━━━━━ Extracted material

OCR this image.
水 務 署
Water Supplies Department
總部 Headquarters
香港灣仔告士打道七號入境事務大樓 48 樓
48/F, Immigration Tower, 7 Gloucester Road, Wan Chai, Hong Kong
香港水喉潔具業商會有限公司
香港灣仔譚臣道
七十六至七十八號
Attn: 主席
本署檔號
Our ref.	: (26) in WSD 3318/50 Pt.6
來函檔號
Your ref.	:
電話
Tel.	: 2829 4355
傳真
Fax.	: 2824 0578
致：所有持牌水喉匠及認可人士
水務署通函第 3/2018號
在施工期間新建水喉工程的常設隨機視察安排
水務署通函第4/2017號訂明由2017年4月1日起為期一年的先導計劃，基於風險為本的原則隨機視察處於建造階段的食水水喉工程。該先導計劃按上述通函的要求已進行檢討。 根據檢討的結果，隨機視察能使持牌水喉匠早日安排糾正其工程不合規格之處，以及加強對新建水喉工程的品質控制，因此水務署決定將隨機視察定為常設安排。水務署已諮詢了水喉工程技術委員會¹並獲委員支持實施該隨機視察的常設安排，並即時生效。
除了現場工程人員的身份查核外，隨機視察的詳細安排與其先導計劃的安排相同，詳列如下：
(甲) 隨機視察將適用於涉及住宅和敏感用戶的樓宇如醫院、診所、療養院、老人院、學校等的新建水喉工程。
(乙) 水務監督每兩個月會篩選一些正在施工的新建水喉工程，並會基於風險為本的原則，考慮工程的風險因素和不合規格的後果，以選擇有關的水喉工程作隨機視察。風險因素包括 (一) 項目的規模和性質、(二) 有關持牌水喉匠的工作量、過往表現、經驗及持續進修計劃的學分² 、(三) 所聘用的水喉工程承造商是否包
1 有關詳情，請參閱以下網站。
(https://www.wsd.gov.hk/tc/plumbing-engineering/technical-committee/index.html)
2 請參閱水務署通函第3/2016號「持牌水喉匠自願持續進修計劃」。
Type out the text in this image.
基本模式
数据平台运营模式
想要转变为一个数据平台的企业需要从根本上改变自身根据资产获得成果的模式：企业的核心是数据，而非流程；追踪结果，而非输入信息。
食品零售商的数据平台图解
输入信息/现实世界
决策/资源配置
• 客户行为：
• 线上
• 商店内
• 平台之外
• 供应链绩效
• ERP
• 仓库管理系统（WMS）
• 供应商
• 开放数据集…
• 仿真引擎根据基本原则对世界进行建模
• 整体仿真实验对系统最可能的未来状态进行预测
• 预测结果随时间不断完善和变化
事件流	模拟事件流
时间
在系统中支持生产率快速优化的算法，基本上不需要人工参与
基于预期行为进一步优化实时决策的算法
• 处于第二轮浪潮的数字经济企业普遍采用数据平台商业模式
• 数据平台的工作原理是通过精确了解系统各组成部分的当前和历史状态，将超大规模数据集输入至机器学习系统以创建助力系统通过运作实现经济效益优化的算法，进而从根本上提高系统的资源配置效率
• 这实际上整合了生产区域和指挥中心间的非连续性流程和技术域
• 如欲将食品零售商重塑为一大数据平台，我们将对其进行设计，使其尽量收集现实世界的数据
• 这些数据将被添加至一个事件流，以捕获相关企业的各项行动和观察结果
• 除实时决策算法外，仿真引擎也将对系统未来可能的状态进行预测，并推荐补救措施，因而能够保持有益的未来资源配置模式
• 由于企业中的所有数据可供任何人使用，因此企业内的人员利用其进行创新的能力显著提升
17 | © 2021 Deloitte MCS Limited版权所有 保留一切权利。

━━━━━━━━━━

__The exercise__
List every line in the records above that contains the word "image".

__Solution to the exercise__
OCR this image.
Type out the text in this image.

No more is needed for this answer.